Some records
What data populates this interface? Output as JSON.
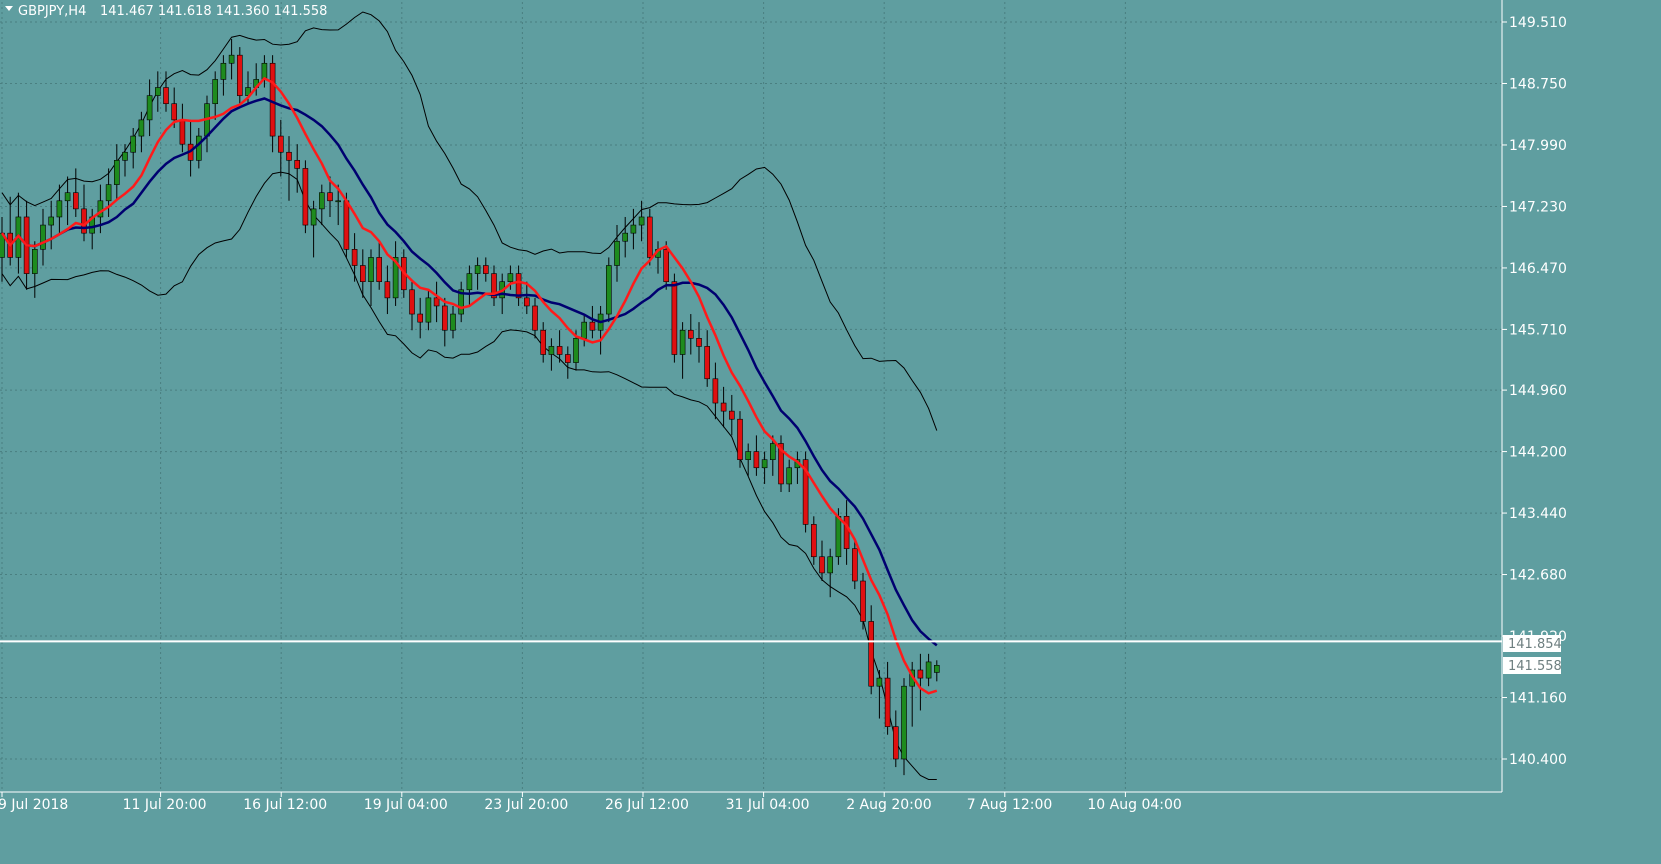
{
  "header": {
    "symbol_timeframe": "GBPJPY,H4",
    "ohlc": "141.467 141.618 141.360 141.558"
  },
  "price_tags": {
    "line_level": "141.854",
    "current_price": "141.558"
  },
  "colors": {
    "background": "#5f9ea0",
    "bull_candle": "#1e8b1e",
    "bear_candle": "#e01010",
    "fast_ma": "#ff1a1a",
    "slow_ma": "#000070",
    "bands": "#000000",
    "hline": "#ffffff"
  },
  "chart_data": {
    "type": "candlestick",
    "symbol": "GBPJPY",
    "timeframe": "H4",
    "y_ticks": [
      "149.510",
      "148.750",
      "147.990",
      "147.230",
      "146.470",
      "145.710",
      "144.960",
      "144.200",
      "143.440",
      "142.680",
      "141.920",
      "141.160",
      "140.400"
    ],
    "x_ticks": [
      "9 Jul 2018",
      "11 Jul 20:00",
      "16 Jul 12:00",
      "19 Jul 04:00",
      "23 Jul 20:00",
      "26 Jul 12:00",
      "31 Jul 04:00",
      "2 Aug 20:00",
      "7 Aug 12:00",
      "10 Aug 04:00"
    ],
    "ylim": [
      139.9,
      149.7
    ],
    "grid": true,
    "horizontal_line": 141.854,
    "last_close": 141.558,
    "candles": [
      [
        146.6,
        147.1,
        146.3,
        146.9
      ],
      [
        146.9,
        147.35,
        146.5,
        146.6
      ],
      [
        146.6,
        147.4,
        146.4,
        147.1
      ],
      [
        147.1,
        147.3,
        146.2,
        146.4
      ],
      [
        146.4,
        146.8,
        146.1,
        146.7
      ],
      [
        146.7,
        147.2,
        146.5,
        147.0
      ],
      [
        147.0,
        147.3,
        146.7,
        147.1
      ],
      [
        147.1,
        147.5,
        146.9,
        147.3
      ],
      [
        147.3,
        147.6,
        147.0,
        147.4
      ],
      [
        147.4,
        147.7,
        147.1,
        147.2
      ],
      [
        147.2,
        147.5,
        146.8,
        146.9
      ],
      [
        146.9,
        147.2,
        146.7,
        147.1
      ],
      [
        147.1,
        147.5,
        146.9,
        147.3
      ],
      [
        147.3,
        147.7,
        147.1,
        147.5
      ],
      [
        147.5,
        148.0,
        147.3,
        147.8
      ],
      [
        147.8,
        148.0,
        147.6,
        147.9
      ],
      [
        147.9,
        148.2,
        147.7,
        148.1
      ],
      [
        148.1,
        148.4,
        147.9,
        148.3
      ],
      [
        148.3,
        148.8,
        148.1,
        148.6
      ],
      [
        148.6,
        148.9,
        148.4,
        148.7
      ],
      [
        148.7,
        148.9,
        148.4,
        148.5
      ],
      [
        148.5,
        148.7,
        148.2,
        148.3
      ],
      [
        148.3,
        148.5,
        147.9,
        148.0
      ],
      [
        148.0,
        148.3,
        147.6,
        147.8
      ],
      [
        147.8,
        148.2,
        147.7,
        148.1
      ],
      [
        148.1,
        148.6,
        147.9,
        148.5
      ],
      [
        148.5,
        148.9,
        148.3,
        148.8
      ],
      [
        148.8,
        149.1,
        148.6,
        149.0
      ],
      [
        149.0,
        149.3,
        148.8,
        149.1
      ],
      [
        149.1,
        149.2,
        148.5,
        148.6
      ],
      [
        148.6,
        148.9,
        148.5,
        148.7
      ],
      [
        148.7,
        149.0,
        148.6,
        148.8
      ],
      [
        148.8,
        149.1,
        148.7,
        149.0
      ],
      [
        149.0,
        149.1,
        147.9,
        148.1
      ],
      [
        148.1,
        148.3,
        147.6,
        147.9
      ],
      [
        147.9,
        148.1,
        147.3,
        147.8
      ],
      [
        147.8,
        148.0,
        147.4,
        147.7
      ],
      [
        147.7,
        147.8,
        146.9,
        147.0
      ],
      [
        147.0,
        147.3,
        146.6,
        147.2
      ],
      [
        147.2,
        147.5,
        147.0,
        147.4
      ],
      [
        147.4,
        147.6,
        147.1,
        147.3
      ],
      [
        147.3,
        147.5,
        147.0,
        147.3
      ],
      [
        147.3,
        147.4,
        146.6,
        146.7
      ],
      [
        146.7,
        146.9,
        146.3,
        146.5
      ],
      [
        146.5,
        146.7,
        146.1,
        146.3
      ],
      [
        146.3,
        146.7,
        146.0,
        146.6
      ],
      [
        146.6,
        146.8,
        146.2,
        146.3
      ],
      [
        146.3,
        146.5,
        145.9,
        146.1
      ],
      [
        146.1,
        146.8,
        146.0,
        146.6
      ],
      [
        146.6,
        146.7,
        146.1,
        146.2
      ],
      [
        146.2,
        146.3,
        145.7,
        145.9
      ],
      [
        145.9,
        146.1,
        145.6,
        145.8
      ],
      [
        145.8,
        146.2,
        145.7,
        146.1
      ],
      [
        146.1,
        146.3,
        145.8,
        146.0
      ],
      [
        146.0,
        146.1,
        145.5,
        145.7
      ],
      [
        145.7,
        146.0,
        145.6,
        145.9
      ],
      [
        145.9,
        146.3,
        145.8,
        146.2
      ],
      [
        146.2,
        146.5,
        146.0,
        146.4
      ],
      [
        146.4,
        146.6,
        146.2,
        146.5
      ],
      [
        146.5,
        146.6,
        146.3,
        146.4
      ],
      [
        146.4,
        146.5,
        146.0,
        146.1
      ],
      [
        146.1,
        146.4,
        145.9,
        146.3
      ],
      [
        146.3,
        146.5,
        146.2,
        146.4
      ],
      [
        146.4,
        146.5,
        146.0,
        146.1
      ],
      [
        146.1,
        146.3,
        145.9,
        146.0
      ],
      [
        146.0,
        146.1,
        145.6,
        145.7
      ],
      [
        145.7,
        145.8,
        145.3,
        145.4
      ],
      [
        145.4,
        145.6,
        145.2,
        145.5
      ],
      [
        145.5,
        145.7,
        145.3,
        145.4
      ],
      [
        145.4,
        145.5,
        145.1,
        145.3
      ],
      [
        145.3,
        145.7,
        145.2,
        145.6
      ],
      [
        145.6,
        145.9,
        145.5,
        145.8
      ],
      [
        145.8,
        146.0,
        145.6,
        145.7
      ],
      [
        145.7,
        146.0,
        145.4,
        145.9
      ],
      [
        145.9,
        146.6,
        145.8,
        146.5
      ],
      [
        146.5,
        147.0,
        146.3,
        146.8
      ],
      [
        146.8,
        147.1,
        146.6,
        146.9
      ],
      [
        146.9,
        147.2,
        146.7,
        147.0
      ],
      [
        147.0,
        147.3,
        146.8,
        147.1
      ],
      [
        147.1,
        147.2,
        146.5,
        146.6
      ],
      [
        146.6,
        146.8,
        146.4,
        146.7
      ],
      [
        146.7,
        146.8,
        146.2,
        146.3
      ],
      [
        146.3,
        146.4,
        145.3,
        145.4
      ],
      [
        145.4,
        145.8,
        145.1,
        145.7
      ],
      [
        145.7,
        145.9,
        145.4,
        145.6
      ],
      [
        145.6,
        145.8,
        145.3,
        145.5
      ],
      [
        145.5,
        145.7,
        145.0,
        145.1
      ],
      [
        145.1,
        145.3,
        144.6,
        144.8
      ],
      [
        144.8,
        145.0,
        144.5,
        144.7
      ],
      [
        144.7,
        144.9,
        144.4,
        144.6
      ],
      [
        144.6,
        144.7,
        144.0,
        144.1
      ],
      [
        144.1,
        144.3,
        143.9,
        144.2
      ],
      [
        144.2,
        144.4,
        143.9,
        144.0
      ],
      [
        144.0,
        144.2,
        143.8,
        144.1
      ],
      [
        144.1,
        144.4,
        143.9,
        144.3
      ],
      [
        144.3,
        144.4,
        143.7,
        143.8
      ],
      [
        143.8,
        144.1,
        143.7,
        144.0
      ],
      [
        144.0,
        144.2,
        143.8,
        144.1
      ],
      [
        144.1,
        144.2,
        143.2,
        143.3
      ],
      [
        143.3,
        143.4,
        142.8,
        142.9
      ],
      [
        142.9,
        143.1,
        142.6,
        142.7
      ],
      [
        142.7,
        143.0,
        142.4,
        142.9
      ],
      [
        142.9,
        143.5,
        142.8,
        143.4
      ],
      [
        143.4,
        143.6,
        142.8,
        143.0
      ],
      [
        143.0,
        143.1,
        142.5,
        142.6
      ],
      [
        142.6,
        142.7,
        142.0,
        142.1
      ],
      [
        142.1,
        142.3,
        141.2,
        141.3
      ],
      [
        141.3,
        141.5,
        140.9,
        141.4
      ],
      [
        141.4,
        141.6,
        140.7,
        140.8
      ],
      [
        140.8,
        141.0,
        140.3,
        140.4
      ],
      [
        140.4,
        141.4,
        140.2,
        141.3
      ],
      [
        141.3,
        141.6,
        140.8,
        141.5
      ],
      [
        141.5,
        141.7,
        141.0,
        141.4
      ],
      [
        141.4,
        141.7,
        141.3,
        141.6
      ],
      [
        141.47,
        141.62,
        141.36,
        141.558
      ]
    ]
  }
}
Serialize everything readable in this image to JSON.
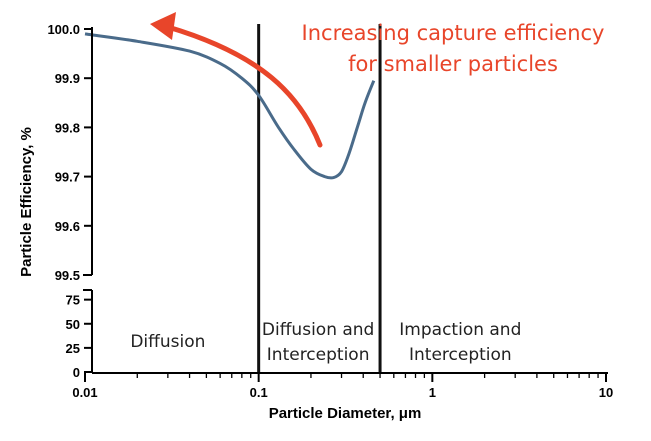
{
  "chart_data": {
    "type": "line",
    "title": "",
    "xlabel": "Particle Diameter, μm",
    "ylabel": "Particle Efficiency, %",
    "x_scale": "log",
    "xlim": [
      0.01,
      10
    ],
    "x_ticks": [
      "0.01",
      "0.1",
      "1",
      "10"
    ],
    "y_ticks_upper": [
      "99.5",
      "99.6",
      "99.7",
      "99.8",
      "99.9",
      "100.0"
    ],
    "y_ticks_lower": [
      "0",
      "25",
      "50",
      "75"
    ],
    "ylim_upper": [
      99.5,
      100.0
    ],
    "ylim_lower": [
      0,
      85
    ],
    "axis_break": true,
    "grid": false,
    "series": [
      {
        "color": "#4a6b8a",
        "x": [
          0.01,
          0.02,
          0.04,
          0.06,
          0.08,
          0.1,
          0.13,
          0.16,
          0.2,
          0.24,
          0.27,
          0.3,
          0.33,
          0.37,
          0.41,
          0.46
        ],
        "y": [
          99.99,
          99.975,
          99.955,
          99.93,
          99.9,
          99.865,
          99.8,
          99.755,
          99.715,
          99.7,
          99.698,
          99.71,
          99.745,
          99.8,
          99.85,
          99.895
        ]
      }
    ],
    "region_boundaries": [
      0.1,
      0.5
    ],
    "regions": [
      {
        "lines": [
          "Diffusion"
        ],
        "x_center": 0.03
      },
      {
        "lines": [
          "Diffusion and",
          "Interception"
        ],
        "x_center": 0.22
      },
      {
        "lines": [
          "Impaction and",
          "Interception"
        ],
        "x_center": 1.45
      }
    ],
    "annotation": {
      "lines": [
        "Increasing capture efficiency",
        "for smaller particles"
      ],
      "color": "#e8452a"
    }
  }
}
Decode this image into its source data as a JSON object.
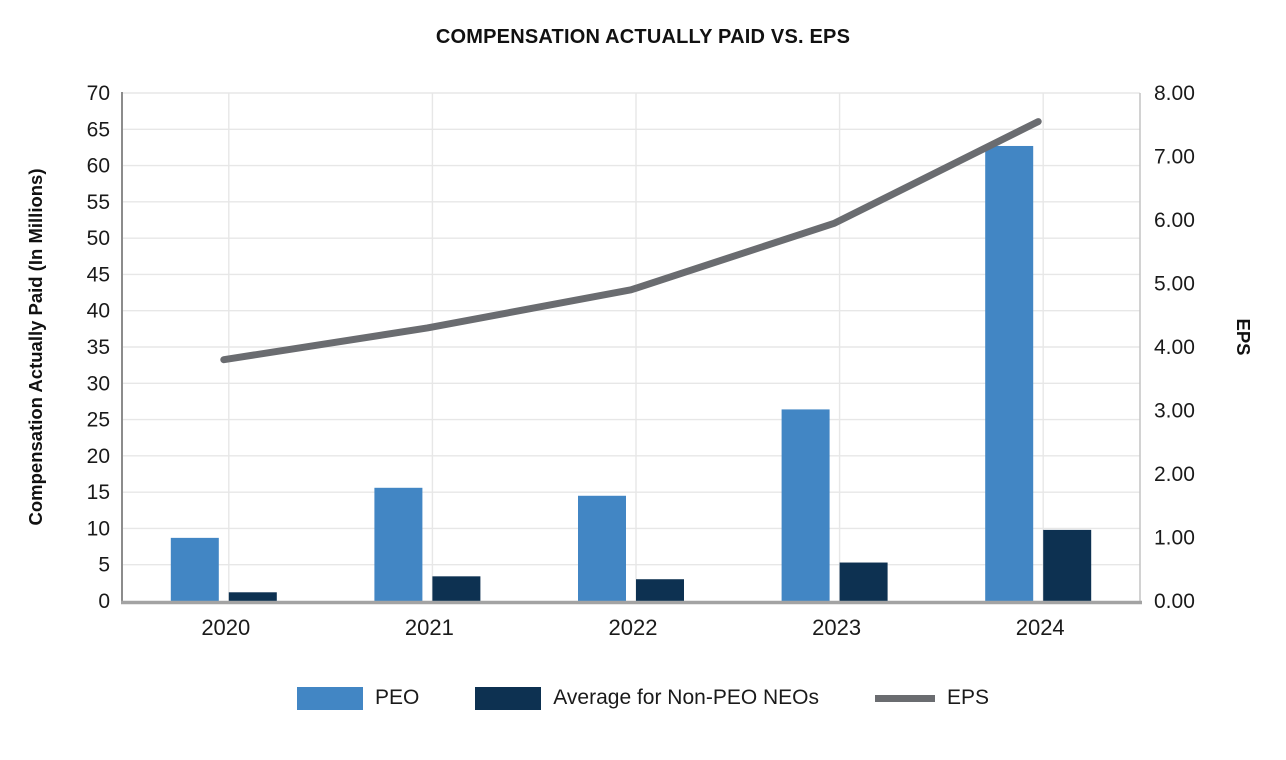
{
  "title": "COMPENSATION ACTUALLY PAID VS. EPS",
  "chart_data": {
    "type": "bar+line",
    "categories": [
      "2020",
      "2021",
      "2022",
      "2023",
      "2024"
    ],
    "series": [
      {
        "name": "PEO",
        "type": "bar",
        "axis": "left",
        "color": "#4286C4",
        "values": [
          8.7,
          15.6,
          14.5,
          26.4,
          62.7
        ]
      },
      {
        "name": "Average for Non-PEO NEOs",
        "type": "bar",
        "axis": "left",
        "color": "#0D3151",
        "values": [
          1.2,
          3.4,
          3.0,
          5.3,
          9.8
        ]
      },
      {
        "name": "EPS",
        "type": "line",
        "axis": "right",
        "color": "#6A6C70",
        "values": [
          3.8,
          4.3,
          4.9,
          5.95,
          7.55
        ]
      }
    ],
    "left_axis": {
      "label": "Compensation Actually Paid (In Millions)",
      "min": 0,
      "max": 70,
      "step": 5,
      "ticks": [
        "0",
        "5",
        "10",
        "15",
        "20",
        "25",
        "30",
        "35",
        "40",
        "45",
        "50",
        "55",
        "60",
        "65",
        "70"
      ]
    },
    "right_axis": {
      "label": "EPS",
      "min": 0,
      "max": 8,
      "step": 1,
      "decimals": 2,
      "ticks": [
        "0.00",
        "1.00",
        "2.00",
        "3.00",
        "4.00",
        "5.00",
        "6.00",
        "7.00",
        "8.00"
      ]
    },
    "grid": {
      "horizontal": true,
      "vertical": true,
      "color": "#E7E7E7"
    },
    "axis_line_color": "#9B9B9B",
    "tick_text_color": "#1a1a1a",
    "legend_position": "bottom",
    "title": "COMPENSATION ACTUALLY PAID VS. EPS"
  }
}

### Task goal
Copy exactly the lines from the line containing "Decode this image" through the last line of the records, both included, and omit every picture.

### Task solution
Decode this image into its source data as a JSON object.
{
  "title": "COMPENSATION ACTUALLY PAID VS. EPS",
  "chart_data": {
    "type": "bar+line",
    "categories": [
      "2020",
      "2021",
      "2022",
      "2023",
      "2024"
    ],
    "series": [
      {
        "name": "PEO",
        "type": "bar",
        "axis": "left",
        "color": "#4286C4",
        "values": [
          8.7,
          15.6,
          14.5,
          26.4,
          62.7
        ]
      },
      {
        "name": "Average for Non-PEO NEOs",
        "type": "bar",
        "axis": "left",
        "color": "#0D3151",
        "values": [
          1.2,
          3.4,
          3.0,
          5.3,
          9.8
        ]
      },
      {
        "name": "EPS",
        "type": "line",
        "axis": "right",
        "color": "#6A6C70",
        "values": [
          3.8,
          4.3,
          4.9,
          5.95,
          7.55
        ]
      }
    ],
    "left_axis": {
      "label": "Compensation Actually Paid (In Millions)",
      "min": 0,
      "max": 70,
      "step": 5,
      "ticks": [
        "0",
        "5",
        "10",
        "15",
        "20",
        "25",
        "30",
        "35",
        "40",
        "45",
        "50",
        "55",
        "60",
        "65",
        "70"
      ]
    },
    "right_axis": {
      "label": "EPS",
      "min": 0,
      "max": 8,
      "step": 1,
      "decimals": 2,
      "ticks": [
        "0.00",
        "1.00",
        "2.00",
        "3.00",
        "4.00",
        "5.00",
        "6.00",
        "7.00",
        "8.00"
      ]
    },
    "grid": {
      "horizontal": true,
      "vertical": true,
      "color": "#E7E7E7"
    },
    "axis_line_color": "#9B9B9B",
    "tick_text_color": "#1a1a1a",
    "legend_position": "bottom",
    "title": "COMPENSATION ACTUALLY PAID VS. EPS"
  }
}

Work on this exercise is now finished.